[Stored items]
>>>>>
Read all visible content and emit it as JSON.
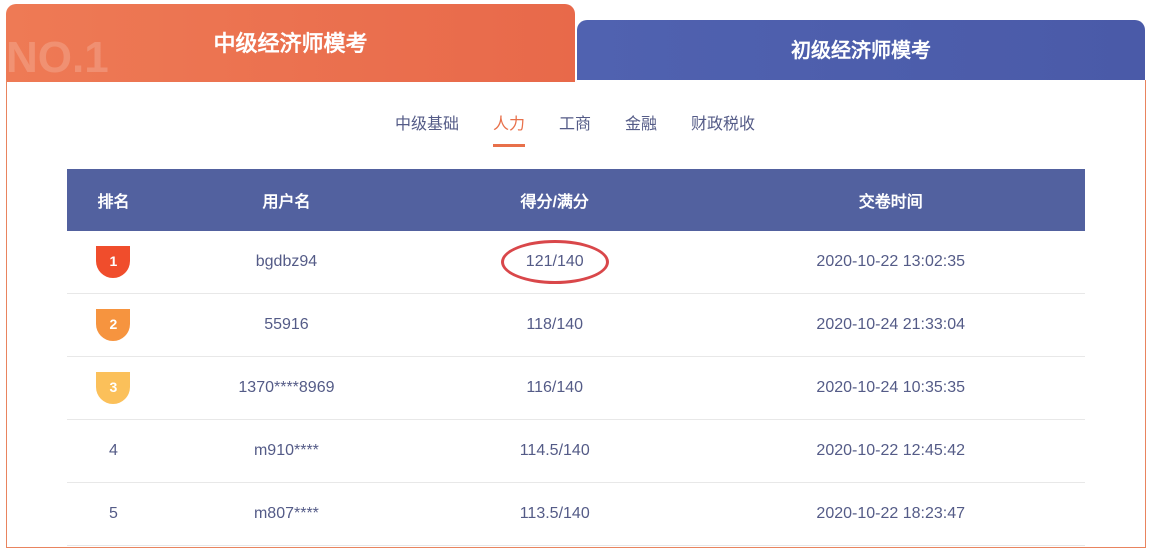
{
  "tabs": {
    "active": "中级经济师模考",
    "other": "初级经济师模考",
    "badge": "NO.1"
  },
  "subtabs": [
    "中级基础",
    "人力",
    "工商",
    "金融",
    "财政税收"
  ],
  "table": {
    "headers": [
      "排名",
      "用户名",
      "得分/满分",
      "交卷时间"
    ],
    "rows": [
      [
        "1",
        "bgdbz94",
        "121/140",
        "2020-10-22 13:02:35"
      ],
      [
        "2",
        "55916",
        "118/140",
        "2020-10-24 21:33:04"
      ],
      [
        "3",
        "1370****8969",
        "116/140",
        "2020-10-24 10:35:35"
      ],
      [
        "4",
        "m910****",
        "114.5/140",
        "2020-10-22 12:45:42"
      ],
      [
        "5",
        "m807****",
        "113.5/140",
        "2020-10-22 18:23:47"
      ]
    ]
  }
}
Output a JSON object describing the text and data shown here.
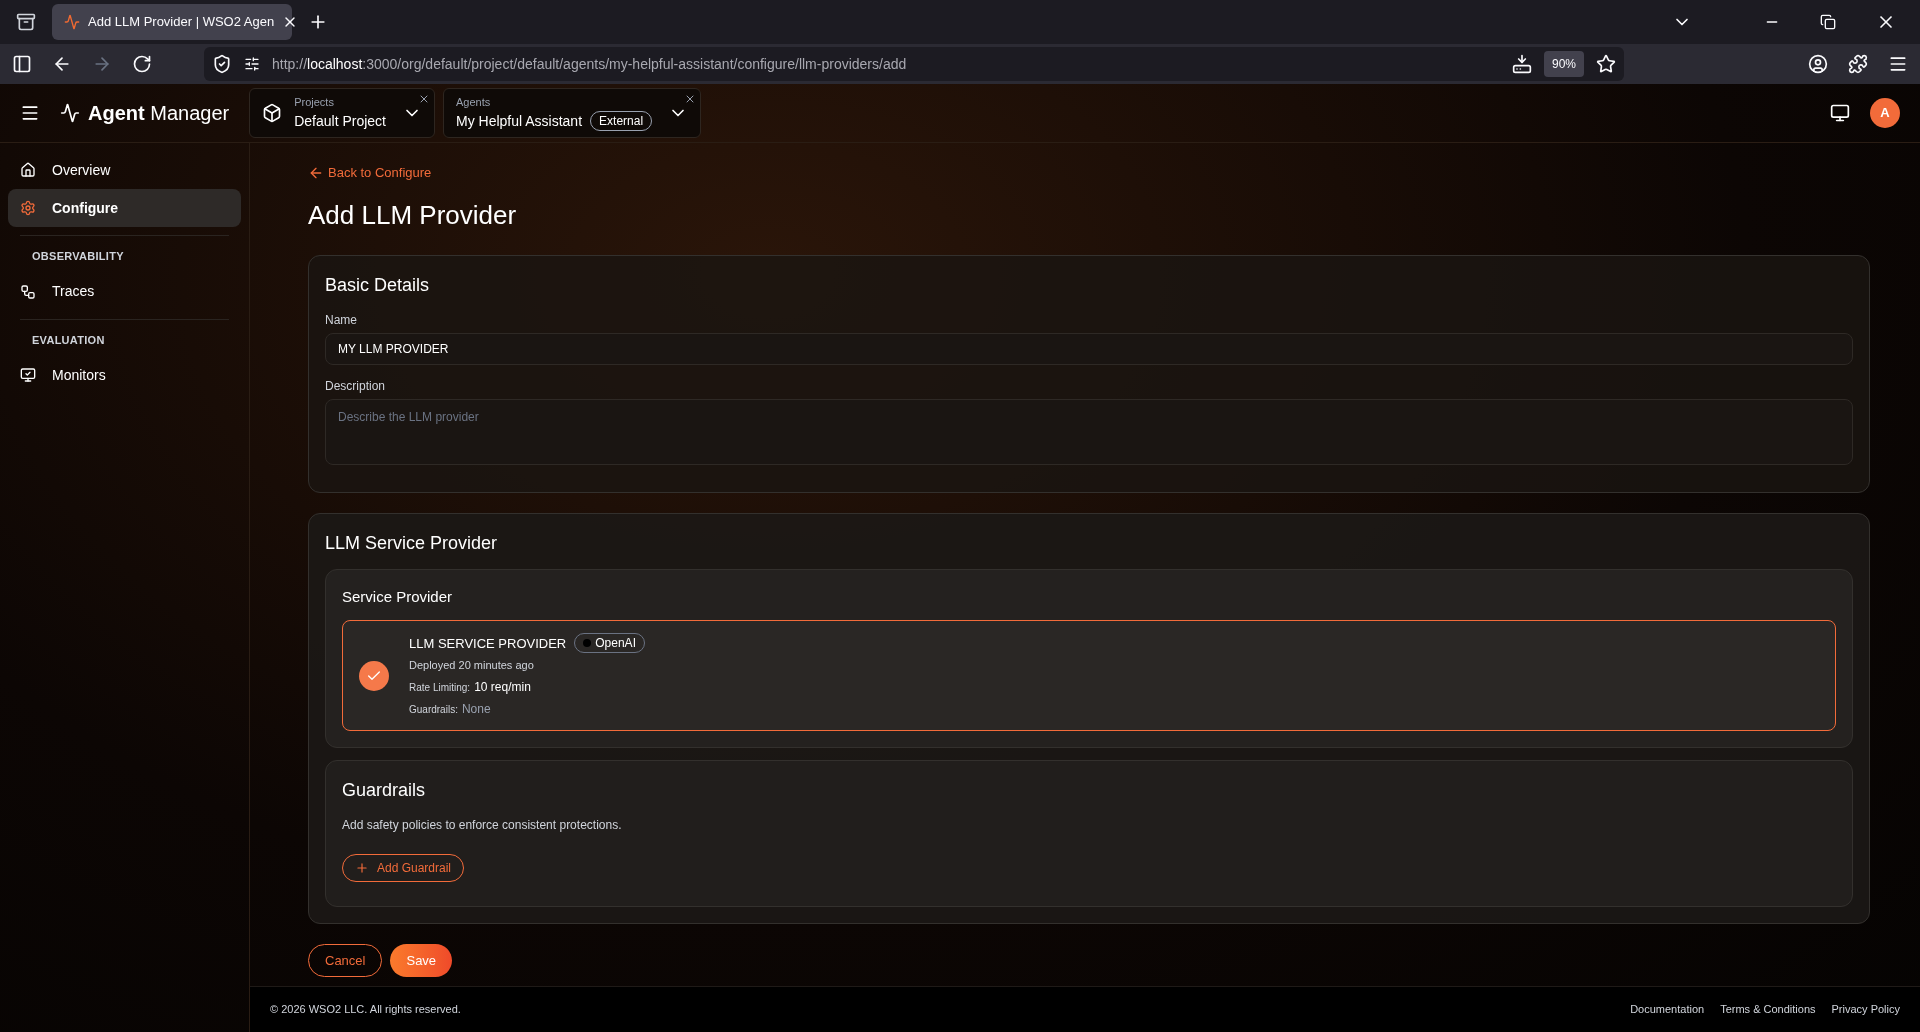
{
  "browser": {
    "tab_title": "Add LLM Provider | WSO2 Agen",
    "url": "http://**localhost**:3000/org/default/project/default/agents/my-helpful-assistant/configure/llm-providers/add",
    "zoom": "90%"
  },
  "header": {
    "app_title": "**Agent** Manager",
    "selectors": [
      {
        "label": "Projects",
        "value": "Default Project"
      },
      {
        "label": "Agents",
        "value": "My Helpful Assistant",
        "badge": "External"
      }
    ],
    "avatar": "A"
  },
  "sidebar": {
    "sections": [
      {
        "items": [
          {
            "label": "Overview",
            "kind": "home",
            "selected": false
          },
          {
            "label": "Configure",
            "kind": "settings",
            "selected": true
          }
        ]
      },
      {
        "title": "OBSERVABILITY",
        "items": [
          {
            "label": "Traces",
            "kind": "traces",
            "selected": false
          }
        ]
      },
      {
        "title": "EVALUATION",
        "items": [
          {
            "label": "Monitors",
            "kind": "monitor",
            "selected": false
          }
        ]
      }
    ]
  },
  "page": {
    "back_link": "Back to Configure",
    "title": "Add LLM Provider",
    "basic_details": {
      "title": "Basic Details",
      "fields": [
        {
          "label": "Name",
          "value": "MY LLM PROVIDER",
          "kind": "input"
        },
        {
          "label": "Description",
          "placeholder": "Describe the LLM provider",
          "kind": "textarea"
        }
      ]
    },
    "llm_service": {
      "title": "LLM Service Provider",
      "service_provider": {
        "title": "Service Provider",
        "cards": [
          {
            "selected": true,
            "name": "LLM SERVICE PROVIDER",
            "badge": "OpenAI",
            "deployed": "Deployed 20 minutes ago",
            "rate_label": "Rate Limiting:",
            "rate_value": "10 req/min",
            "guardrails_label": "Guardrails:",
            "guardrails_value": "None"
          }
        ]
      },
      "guardrails": {
        "title": "Guardrails",
        "description": "Add safety policies to enforce consistent protections.",
        "button": "Add Guardrail"
      }
    },
    "actions": {
      "cancel": "Cancel",
      "save": "Save"
    }
  },
  "footer": {
    "copyright": "© 2026 WSO2 LLC. All rights reserved.",
    "links": [
      "Documentation",
      "Terms & Conditions",
      "Privacy Policy"
    ]
  }
}
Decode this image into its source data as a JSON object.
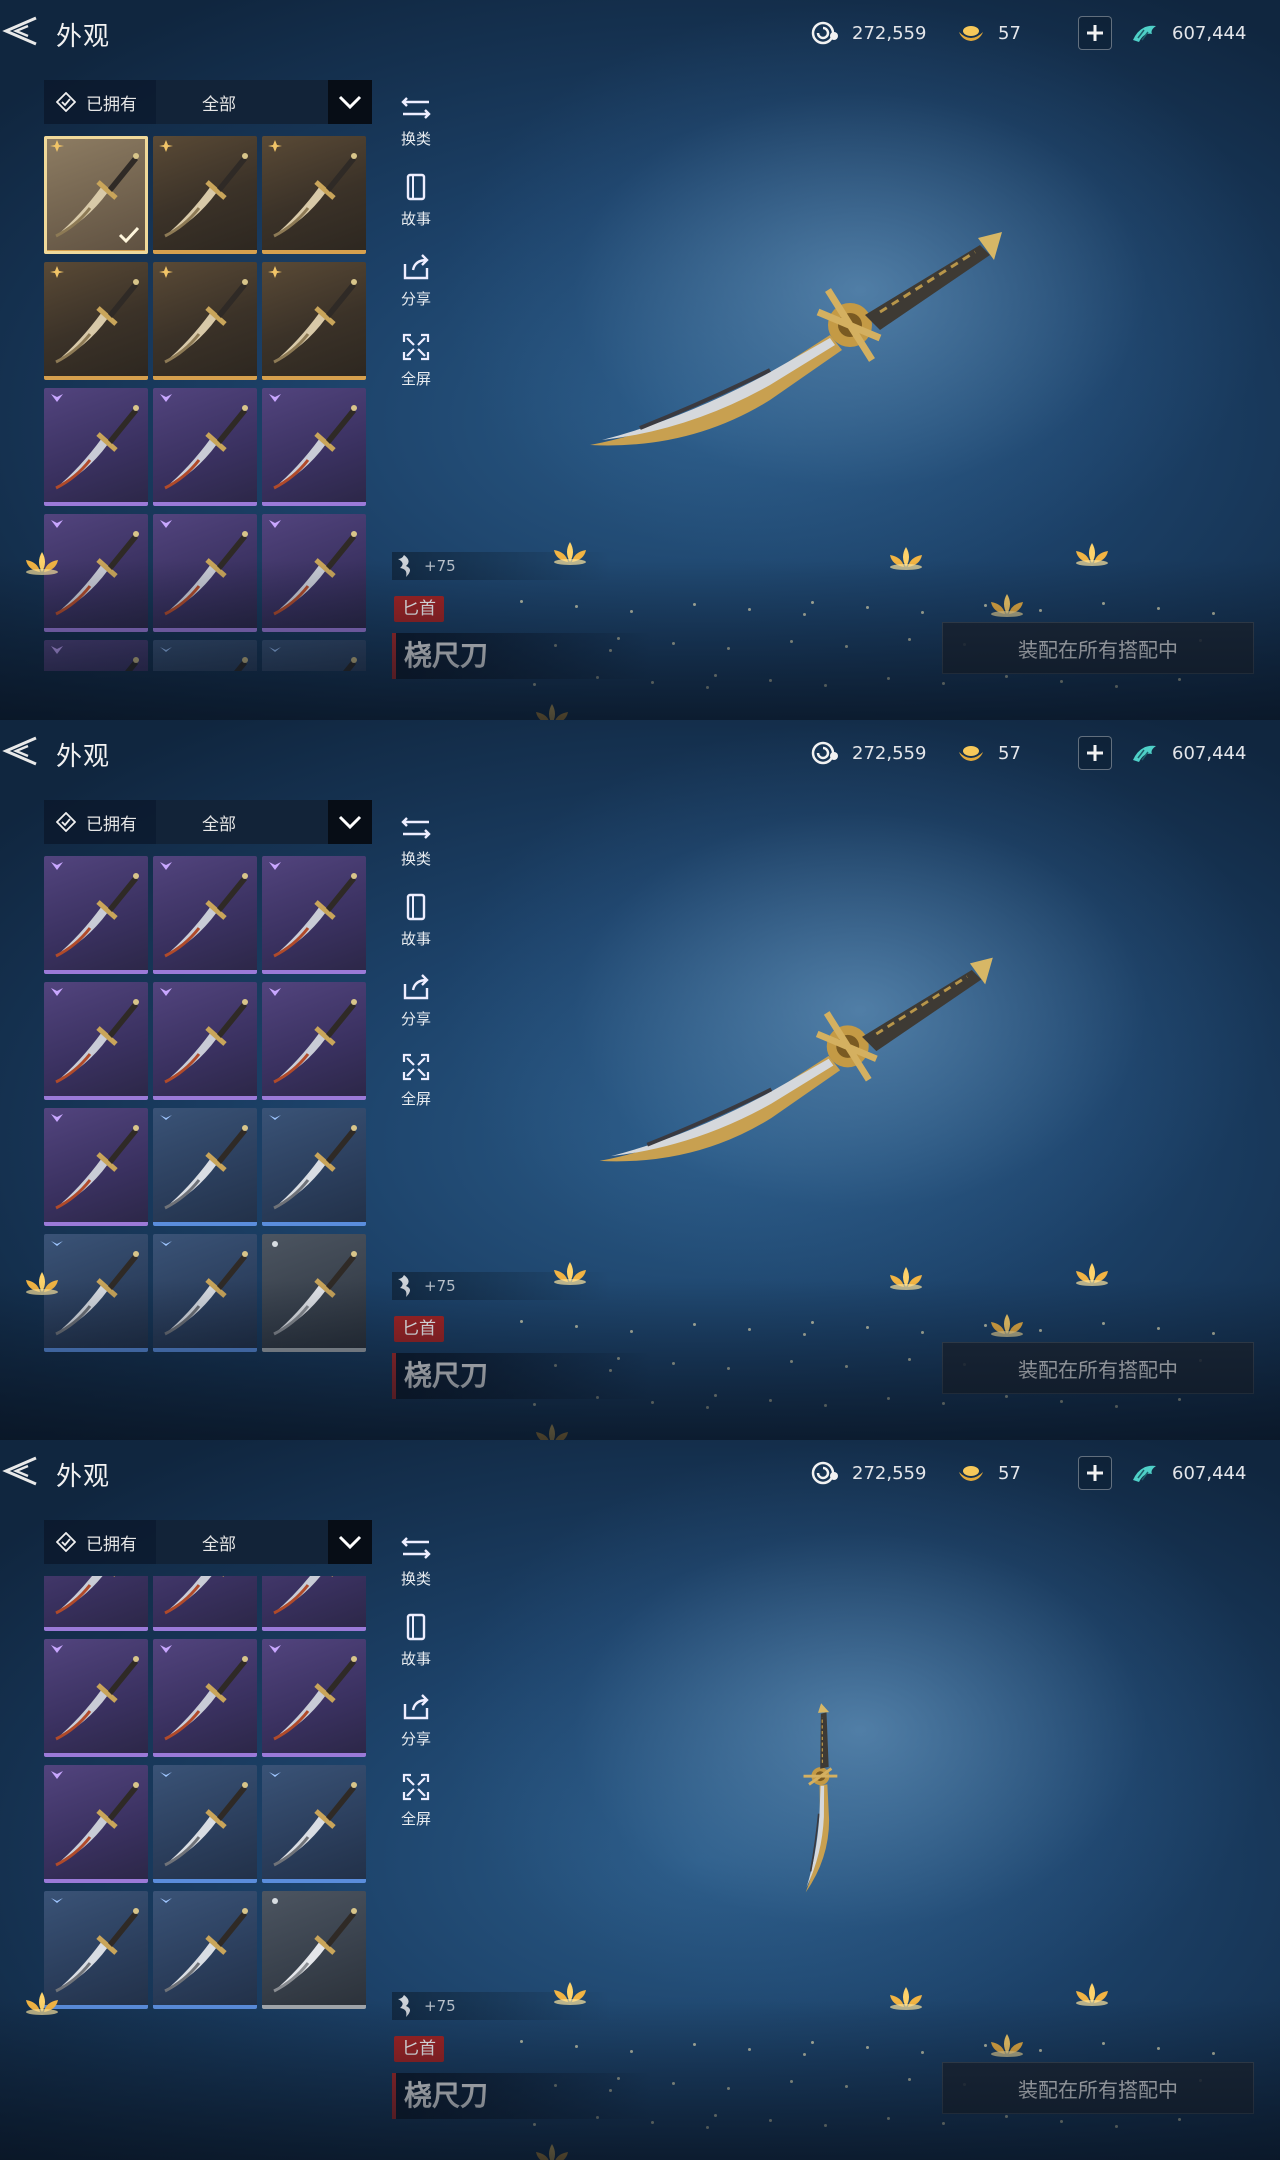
{
  "header": {
    "title": "外观",
    "currencies": [
      {
        "icon": "spiral-token-icon",
        "value": "272,559"
      },
      {
        "icon": "gold-ingot-icon",
        "value": "57"
      },
      {
        "icon": "jade-fish-icon",
        "value": "607,444"
      }
    ]
  },
  "filter": {
    "owned_label": "已拥有",
    "selected_option": "全部"
  },
  "tools": [
    {
      "icon": "swap-weapon-icon",
      "label": "换类"
    },
    {
      "icon": "story-book-icon",
      "label": "故事"
    },
    {
      "icon": "share-icon",
      "label": "分享"
    },
    {
      "icon": "fullscreen-icon",
      "label": "全屏"
    }
  ],
  "item": {
    "level": "+75",
    "type_badge": "匕首",
    "name": "桡尺刀"
  },
  "equip_button_label": "装配在所有搭配中",
  "colors": {
    "accent_red": "#a82424",
    "gold_rarity": "#d6a04e",
    "purple_rarity": "#9b7ad8",
    "blue_rarity": "#5a8ddc"
  },
  "grid_items": [
    {
      "rarity": "gold",
      "selected": true,
      "equipped": true
    },
    {
      "rarity": "gold"
    },
    {
      "rarity": "gold"
    },
    {
      "rarity": "gold"
    },
    {
      "rarity": "gold"
    },
    {
      "rarity": "gold"
    },
    {
      "rarity": "purple"
    },
    {
      "rarity": "purple"
    },
    {
      "rarity": "purple"
    },
    {
      "rarity": "purple"
    },
    {
      "rarity": "purple"
    },
    {
      "rarity": "purple"
    },
    {
      "rarity": "purple"
    },
    {
      "rarity": "blue"
    },
    {
      "rarity": "blue"
    },
    {
      "rarity": "blue"
    },
    {
      "rarity": "blue"
    },
    {
      "rarity": "grey"
    }
  ],
  "screens": [
    {
      "scroll_row": 0
    },
    {
      "scroll_row": 2
    },
    {
      "scroll_row": 2.5
    }
  ]
}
<<<<<
Reproduce the data above in full, exactly as it is, with the pictures left out.

> **Written response**:
Read all visible content and emit it as JSON.
{
  "tabs": {
    "active": "中级经济师模考",
    "other": "初级经济师模考",
    "badge": "NO.1"
  },
  "subtabs": [
    "中级基础",
    "人力",
    "工商",
    "金融",
    "财政税收"
  ],
  "table": {
    "headers": [
      "排名",
      "用户名",
      "得分/满分",
      "交卷时间"
    ],
    "rows": [
      [
        "1",
        "bgdbz94",
        "121/140",
        "2020-10-22 13:02:35"
      ],
      [
        "2",
        "55916",
        "118/140",
        "2020-10-24 21:33:04"
      ],
      [
        "3",
        "1370****8969",
        "116/140",
        "2020-10-24 10:35:35"
      ],
      [
        "4",
        "m910****",
        "114.5/140",
        "2020-10-22 12:45:42"
      ],
      [
        "5",
        "m807****",
        "113.5/140",
        "2020-10-22 18:23:47"
      ]
    ]
  }
}
Output a JSON object describing the text and data shown here.
{
  "browser": {
    "tab_title": "Add LLM Provider | WSO2 Agen",
    "url": "http://**localhost**:3000/org/default/project/default/agents/my-helpful-assistant/configure/llm-providers/add",
    "zoom": "90%"
  },
  "header": {
    "app_title": "**Agent** Manager",
    "selectors": [
      {
        "label": "Projects",
        "value": "Default Project"
      },
      {
        "label": "Agents",
        "value": "My Helpful Assistant",
        "badge": "External"
      }
    ],
    "avatar": "A"
  },
  "sidebar": {
    "sections": [
      {
        "items": [
          {
            "label": "Overview",
            "kind": "home",
            "selected": false
          },
          {
            "label": "Configure",
            "kind": "settings",
            "selected": true
          }
        ]
      },
      {
        "title": "OBSERVABILITY",
        "items": [
          {
            "label": "Traces",
            "kind": "traces",
            "selected": false
          }
        ]
      },
      {
        "title": "EVALUATION",
        "items": [
          {
            "label": "Monitors",
            "kind": "monitor",
            "selected": false
          }
        ]
      }
    ]
  },
  "page": {
    "back_link": "Back to Configure",
    "title": "Add LLM Provider",
    "basic_details": {
      "title": "Basic Details",
      "fields": [
        {
          "label": "Name",
          "value": "MY LLM PROVIDER",
          "kind": "input"
        },
        {
          "label": "Description",
          "placeholder": "Describe the LLM provider",
          "kind": "textarea"
        }
      ]
    },
    "llm_service": {
      "title": "LLM Service Provider",
      "service_provider": {
        "title": "Service Provider",
        "cards": [
          {
            "selected": true,
            "name": "LLM SERVICE PROVIDER",
            "badge": "OpenAI",
            "deployed": "Deployed 20 minutes ago",
            "rate_label": "Rate Limiting:",
            "rate_value": "10 req/min",
            "guardrails_label": "Guardrails:",
            "guardrails_value": "None"
          }
        ]
      },
      "guardrails": {
        "title": "Guardrails",
        "description": "Add safety policies to enforce consistent protections.",
        "button": "Add Guardrail"
      }
    },
    "actions": {
      "cancel": "Cancel",
      "save": "Save"
    }
  },
  "footer": {
    "copyright": "© 2026 WSO2 LLC. All rights reserved.",
    "links": [
      "Documentation",
      "Terms & Conditions",
      "Privacy Policy"
    ]
  }
}
Decode this image into its source data as a JSON object.
{
  "header": {
    "title": "外观",
    "currencies": [
      {
        "icon": "spiral-token-icon",
        "value": "272,559"
      },
      {
        "icon": "gold-ingot-icon",
        "value": "57"
      },
      {
        "icon": "jade-fish-icon",
        "value": "607,444"
      }
    ]
  },
  "filter": {
    "owned_label": "已拥有",
    "selected_option": "全部"
  },
  "tools": [
    {
      "icon": "swap-weapon-icon",
      "label": "换类"
    },
    {
      "icon": "story-book-icon",
      "label": "故事"
    },
    {
      "icon": "share-icon",
      "label": "分享"
    },
    {
      "icon": "fullscreen-icon",
      "label": "全屏"
    }
  ],
  "item": {
    "level": "+75",
    "type_badge": "匕首",
    "name": "桡尺刀"
  },
  "equip_button_label": "装配在所有搭配中",
  "colors": {
    "accent_red": "#a82424",
    "gold_rarity": "#d6a04e",
    "purple_rarity": "#9b7ad8",
    "blue_rarity": "#5a8ddc"
  },
  "grid_items": [
    {
      "rarity": "gold",
      "selected": true,
      "equipped": true
    },
    {
      "rarity": "gold"
    },
    {
      "rarity": "gold"
    },
    {
      "rarity": "gold"
    },
    {
      "rarity": "gold"
    },
    {
      "rarity": "gold"
    },
    {
      "rarity": "purple"
    },
    {
      "rarity": "purple"
    },
    {
      "rarity": "purple"
    },
    {
      "rarity": "purple"
    },
    {
      "rarity": "purple"
    },
    {
      "rarity": "purple"
    },
    {
      "rarity": "purple"
    },
    {
      "rarity": "blue"
    },
    {
      "rarity": "blue"
    },
    {
      "rarity": "blue"
    },
    {
      "rarity": "blue"
    },
    {
      "rarity": "grey"
    }
  ],
  "screens": [
    {
      "scroll_row": 0
    },
    {
      "scroll_row": 2
    },
    {
      "scroll_row": 2.5
    }
  ]
}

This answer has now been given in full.